--- BEGIN Data for the task ---

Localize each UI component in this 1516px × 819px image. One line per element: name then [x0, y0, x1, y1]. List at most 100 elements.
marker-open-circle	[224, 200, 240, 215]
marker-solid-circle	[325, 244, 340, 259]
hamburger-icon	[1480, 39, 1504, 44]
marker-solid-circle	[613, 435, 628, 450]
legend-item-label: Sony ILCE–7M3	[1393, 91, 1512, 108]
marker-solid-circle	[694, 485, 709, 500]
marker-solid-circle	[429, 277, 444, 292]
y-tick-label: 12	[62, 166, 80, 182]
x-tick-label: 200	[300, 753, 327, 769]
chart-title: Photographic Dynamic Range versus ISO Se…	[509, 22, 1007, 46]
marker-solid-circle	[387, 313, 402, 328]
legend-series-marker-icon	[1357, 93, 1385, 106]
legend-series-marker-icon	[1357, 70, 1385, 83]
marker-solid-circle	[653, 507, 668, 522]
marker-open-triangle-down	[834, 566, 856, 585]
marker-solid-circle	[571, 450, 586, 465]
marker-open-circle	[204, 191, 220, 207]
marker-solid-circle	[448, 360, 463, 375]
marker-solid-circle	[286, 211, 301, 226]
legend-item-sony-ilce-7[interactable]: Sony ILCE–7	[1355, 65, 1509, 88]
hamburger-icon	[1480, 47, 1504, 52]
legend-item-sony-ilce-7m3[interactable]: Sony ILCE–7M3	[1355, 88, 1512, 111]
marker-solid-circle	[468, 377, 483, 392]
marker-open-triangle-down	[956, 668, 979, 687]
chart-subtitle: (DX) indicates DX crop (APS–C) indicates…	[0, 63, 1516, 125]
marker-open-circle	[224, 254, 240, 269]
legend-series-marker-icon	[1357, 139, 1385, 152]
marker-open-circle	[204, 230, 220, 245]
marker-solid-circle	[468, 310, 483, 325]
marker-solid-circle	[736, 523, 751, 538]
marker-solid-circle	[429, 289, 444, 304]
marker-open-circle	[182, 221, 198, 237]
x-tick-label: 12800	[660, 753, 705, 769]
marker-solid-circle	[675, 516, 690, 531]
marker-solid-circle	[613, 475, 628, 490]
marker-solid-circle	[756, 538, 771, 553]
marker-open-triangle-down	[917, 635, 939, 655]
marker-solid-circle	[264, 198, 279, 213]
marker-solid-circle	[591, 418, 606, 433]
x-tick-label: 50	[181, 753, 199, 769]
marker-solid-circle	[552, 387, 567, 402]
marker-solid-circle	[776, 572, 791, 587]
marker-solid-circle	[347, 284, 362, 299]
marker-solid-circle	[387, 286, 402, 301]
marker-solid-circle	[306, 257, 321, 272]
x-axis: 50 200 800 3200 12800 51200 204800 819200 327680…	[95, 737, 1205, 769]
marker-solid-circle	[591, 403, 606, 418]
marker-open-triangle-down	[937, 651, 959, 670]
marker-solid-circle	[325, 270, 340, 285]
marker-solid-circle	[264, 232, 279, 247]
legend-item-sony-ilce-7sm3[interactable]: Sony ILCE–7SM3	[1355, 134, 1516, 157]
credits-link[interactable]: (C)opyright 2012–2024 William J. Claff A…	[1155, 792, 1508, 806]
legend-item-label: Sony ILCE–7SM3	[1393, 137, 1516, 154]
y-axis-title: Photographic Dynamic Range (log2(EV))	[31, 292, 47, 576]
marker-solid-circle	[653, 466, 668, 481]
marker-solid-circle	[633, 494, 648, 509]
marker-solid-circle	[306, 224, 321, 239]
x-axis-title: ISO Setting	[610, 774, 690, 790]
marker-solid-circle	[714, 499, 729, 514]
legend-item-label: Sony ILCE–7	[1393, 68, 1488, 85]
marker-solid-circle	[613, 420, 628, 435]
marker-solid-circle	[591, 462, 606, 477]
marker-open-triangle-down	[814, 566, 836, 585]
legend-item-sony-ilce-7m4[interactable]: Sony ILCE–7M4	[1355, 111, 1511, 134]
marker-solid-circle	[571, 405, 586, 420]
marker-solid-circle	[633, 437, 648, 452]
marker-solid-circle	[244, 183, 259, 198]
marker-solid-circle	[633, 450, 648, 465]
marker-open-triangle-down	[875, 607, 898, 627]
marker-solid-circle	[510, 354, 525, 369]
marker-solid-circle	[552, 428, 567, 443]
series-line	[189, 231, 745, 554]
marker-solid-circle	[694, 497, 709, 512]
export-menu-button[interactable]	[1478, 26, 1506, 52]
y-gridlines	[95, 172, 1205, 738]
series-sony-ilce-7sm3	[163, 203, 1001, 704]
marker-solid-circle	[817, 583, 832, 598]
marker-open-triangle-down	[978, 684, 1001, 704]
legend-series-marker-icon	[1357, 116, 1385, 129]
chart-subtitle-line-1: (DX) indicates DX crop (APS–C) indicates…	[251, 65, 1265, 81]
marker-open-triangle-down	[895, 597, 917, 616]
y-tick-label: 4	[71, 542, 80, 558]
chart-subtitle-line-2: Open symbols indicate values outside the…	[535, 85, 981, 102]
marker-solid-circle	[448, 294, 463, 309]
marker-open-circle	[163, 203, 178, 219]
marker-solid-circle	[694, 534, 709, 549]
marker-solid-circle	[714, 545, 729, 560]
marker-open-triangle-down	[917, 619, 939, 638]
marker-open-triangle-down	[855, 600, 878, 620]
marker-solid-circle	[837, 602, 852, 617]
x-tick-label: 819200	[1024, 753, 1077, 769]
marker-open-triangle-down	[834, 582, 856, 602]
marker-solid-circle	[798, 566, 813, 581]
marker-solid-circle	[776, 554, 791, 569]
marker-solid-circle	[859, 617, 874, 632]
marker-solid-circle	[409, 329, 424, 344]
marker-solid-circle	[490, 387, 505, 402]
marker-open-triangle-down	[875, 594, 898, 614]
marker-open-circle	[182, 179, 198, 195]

--- END Data for the task ---

Please return every one of the entries above, word for word.

- **Completed task**:
Localize each UI component in this 1516px × 819px image. One line per element: name then [x0, y0, x1, y1]. List at most 100 elements.
marker-open-circle	[224, 200, 240, 215]
marker-solid-circle	[325, 244, 340, 259]
hamburger-icon	[1480, 39, 1504, 44]
marker-solid-circle	[613, 435, 628, 450]
legend-item-label: Sony ILCE–7M3	[1393, 91, 1512, 108]
marker-solid-circle	[694, 485, 709, 500]
marker-solid-circle	[429, 277, 444, 292]
y-tick-label: 12	[62, 166, 80, 182]
x-tick-label: 200	[300, 753, 327, 769]
chart-title: Photographic Dynamic Range versus ISO Se…	[509, 22, 1007, 46]
marker-solid-circle	[387, 313, 402, 328]
legend-series-marker-icon	[1357, 93, 1385, 106]
legend-series-marker-icon	[1357, 70, 1385, 83]
marker-solid-circle	[653, 507, 668, 522]
marker-open-triangle-down	[834, 566, 856, 585]
marker-solid-circle	[571, 450, 586, 465]
marker-open-circle	[204, 191, 220, 207]
marker-solid-circle	[448, 360, 463, 375]
marker-solid-circle	[286, 211, 301, 226]
legend-item-sony-ilce-7[interactable]: Sony ILCE–7	[1355, 65, 1509, 88]
hamburger-icon	[1480, 47, 1504, 52]
legend-item-sony-ilce-7m3[interactable]: Sony ILCE–7M3	[1355, 88, 1512, 111]
marker-solid-circle	[468, 377, 483, 392]
marker-open-triangle-down	[956, 668, 979, 687]
chart-subtitle: (DX) indicates DX crop (APS–C) indicates…	[0, 63, 1516, 125]
marker-open-circle	[224, 254, 240, 269]
legend-series-marker-icon	[1357, 139, 1385, 152]
marker-open-circle	[204, 230, 220, 245]
marker-solid-circle	[468, 310, 483, 325]
marker-solid-circle	[736, 523, 751, 538]
marker-solid-circle	[429, 289, 444, 304]
marker-open-circle	[182, 221, 198, 237]
x-tick-label: 12800	[660, 753, 705, 769]
marker-solid-circle	[675, 516, 690, 531]
marker-solid-circle	[613, 475, 628, 490]
marker-solid-circle	[756, 538, 771, 553]
marker-open-triangle-down	[917, 635, 939, 655]
marker-solid-circle	[264, 198, 279, 213]
marker-solid-circle	[591, 418, 606, 433]
x-tick-label: 50	[181, 753, 199, 769]
marker-solid-circle	[552, 387, 567, 402]
marker-solid-circle	[776, 572, 791, 587]
marker-solid-circle	[347, 284, 362, 299]
marker-solid-circle	[387, 286, 402, 301]
marker-solid-circle	[306, 257, 321, 272]
x-axis: 50 200 800 3200 12800 51200 204800 819200 327680…	[95, 737, 1205, 769]
marker-solid-circle	[591, 403, 606, 418]
marker-open-triangle-down	[937, 651, 959, 670]
marker-solid-circle	[325, 270, 340, 285]
marker-solid-circle	[264, 232, 279, 247]
legend-item-sony-ilce-7sm3[interactable]: Sony ILCE–7SM3	[1355, 134, 1516, 157]
credits-link[interactable]: (C)opyright 2012–2024 William J. Claff A…	[1155, 792, 1508, 806]
legend-item-label: Sony ILCE–7SM3	[1393, 137, 1516, 154]
y-axis-title: Photographic Dynamic Range (log2(EV))	[31, 292, 47, 576]
marker-solid-circle	[653, 466, 668, 481]
marker-solid-circle	[633, 494, 648, 509]
marker-solid-circle	[306, 224, 321, 239]
x-axis-title: ISO Setting	[610, 774, 690, 790]
marker-solid-circle	[714, 499, 729, 514]
legend-item-label: Sony ILCE–7	[1393, 68, 1488, 85]
marker-solid-circle	[613, 420, 628, 435]
marker-solid-circle	[591, 462, 606, 477]
marker-open-triangle-down	[814, 566, 836, 585]
legend-item-sony-ilce-7m4[interactable]: Sony ILCE–7M4	[1355, 111, 1511, 134]
marker-solid-circle	[571, 405, 586, 420]
marker-solid-circle	[633, 437, 648, 452]
marker-solid-circle	[244, 183, 259, 198]
marker-solid-circle	[633, 450, 648, 465]
marker-open-triangle-down	[875, 607, 898, 627]
marker-solid-circle	[510, 354, 525, 369]
marker-solid-circle	[552, 428, 567, 443]
series-line	[189, 231, 745, 554]
marker-solid-circle	[694, 497, 709, 512]
export-menu-button[interactable]	[1478, 26, 1506, 52]
y-gridlines	[95, 172, 1205, 738]
series-sony-ilce-7sm3	[163, 203, 1001, 704]
marker-solid-circle	[817, 583, 832, 598]
marker-open-triangle-down	[978, 684, 1001, 704]
legend-series-marker-icon	[1357, 116, 1385, 129]
chart-subtitle-line-1: (DX) indicates DX crop (APS–C) indicates…	[251, 65, 1265, 81]
marker-open-triangle-down	[895, 597, 917, 616]
y-tick-label: 4	[71, 542, 80, 558]
chart-subtitle-line-2: Open symbols indicate values outside the…	[535, 85, 981, 102]
marker-solid-circle	[448, 294, 463, 309]
marker-open-circle	[163, 203, 178, 219]
marker-solid-circle	[694, 534, 709, 549]
marker-solid-circle	[714, 545, 729, 560]
marker-open-triangle-down	[917, 619, 939, 638]
marker-open-triangle-down	[855, 600, 878, 620]
marker-solid-circle	[837, 602, 852, 617]
x-tick-label: 819200	[1024, 753, 1077, 769]
marker-open-triangle-down	[834, 582, 856, 602]
marker-solid-circle	[798, 566, 813, 581]
marker-solid-circle	[776, 554, 791, 569]
marker-solid-circle	[859, 617, 874, 632]
marker-solid-circle	[409, 329, 424, 344]
marker-solid-circle	[490, 387, 505, 402]
marker-open-triangle-down	[875, 594, 898, 614]
marker-open-circle	[182, 179, 198, 195]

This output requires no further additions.